● **Extracted records**:
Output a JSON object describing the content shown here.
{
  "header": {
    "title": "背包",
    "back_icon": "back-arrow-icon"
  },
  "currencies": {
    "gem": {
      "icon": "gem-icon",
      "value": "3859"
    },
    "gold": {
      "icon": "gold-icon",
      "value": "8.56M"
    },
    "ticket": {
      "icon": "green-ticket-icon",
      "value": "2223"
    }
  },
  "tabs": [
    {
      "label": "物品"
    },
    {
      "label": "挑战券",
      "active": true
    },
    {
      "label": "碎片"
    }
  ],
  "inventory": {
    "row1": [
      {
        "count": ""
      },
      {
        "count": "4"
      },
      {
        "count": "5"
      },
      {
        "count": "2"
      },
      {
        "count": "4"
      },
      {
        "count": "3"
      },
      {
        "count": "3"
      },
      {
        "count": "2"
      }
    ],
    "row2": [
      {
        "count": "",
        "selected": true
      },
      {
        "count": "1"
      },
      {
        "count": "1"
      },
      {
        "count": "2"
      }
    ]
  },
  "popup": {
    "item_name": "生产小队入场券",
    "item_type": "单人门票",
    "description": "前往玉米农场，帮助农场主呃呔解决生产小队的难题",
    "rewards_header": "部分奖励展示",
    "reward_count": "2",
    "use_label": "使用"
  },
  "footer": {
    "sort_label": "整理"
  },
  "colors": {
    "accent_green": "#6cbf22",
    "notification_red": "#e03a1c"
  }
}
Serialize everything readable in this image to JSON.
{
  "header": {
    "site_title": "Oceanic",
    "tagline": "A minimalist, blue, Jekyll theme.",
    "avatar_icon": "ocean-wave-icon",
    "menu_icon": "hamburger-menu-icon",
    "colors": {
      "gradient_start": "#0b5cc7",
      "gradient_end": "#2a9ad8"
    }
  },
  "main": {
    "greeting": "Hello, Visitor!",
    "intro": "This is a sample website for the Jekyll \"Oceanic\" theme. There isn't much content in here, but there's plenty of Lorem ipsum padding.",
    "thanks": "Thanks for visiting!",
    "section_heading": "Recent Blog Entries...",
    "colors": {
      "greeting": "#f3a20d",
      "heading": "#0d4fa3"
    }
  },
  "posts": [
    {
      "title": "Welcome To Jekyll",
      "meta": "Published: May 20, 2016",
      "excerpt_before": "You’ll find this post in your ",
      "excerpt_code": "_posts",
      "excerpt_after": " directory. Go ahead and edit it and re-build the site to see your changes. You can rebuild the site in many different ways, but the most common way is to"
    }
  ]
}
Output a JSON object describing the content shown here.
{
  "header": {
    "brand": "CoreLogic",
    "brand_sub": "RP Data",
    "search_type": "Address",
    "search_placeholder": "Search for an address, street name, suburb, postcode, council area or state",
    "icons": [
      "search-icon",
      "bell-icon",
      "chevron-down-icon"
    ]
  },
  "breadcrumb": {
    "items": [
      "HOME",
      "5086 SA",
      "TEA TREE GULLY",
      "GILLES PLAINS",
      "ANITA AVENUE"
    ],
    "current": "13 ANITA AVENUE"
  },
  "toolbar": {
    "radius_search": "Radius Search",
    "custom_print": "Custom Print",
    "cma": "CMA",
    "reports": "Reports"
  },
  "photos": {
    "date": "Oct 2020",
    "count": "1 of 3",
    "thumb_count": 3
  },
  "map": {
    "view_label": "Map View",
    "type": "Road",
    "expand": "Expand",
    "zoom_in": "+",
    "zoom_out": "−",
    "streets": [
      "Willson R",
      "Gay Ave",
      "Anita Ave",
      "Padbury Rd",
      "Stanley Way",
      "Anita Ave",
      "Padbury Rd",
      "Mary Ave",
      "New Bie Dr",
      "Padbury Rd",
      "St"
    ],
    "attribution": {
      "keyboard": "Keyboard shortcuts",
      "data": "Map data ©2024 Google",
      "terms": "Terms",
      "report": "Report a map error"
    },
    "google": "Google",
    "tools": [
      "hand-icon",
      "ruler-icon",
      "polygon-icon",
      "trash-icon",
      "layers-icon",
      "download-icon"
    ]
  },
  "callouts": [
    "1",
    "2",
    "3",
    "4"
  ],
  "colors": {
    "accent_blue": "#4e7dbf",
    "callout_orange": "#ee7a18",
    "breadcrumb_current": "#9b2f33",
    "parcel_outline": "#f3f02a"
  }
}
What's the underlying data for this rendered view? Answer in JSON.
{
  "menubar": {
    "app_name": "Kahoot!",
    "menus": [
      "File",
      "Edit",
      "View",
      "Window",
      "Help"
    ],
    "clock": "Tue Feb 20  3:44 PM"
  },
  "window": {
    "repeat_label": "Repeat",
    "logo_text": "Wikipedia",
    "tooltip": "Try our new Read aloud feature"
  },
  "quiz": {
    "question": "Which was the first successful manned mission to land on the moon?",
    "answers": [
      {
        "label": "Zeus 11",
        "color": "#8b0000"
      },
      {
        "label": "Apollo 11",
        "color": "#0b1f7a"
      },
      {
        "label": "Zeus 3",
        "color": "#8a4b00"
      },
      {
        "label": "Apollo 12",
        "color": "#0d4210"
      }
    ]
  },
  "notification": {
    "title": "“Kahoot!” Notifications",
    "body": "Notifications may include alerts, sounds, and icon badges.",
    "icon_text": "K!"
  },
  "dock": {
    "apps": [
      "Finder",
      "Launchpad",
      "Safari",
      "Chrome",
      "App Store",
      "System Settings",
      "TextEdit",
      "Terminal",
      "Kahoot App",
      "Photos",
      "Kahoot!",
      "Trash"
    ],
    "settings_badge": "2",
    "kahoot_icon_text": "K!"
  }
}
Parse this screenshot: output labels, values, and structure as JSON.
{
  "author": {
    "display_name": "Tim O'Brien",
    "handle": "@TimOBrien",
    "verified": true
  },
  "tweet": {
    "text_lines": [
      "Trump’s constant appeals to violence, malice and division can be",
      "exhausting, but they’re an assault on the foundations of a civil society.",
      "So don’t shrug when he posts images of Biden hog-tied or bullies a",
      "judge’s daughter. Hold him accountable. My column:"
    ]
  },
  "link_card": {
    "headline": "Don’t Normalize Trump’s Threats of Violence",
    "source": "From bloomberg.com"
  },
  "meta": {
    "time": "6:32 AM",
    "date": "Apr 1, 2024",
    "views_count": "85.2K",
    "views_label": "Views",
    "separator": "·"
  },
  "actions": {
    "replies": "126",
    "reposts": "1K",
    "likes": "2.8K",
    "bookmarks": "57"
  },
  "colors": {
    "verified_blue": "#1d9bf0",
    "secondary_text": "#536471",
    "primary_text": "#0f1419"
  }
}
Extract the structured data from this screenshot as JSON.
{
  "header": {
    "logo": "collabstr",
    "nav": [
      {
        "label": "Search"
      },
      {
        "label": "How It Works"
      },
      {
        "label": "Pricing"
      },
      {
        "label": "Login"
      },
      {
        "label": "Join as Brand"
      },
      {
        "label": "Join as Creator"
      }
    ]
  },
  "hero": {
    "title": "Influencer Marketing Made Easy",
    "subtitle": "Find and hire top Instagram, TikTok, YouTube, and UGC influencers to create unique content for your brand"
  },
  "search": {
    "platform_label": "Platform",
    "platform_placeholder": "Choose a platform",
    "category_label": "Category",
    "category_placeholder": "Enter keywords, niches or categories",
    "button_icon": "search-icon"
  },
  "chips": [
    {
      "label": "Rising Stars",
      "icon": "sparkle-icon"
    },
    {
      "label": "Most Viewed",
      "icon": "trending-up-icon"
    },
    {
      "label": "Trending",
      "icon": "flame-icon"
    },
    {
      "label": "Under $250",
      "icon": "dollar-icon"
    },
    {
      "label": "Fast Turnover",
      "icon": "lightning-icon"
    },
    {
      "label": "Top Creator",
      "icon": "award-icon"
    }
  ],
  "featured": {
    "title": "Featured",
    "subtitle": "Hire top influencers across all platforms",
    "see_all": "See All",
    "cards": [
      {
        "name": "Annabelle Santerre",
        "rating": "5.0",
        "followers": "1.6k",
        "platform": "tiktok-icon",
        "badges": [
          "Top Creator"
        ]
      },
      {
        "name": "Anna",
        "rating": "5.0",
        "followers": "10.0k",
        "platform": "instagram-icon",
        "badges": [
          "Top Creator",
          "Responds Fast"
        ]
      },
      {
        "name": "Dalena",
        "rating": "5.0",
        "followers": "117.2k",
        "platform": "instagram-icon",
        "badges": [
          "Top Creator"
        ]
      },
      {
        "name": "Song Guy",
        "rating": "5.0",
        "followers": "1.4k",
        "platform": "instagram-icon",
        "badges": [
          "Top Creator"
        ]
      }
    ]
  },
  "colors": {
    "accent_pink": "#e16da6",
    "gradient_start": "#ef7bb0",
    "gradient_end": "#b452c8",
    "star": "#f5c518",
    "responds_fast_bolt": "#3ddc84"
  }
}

● **Brief**: Looking at the material above, count the lines containing the string "Jekyll" and reply with the count alone.

● **The result**: 3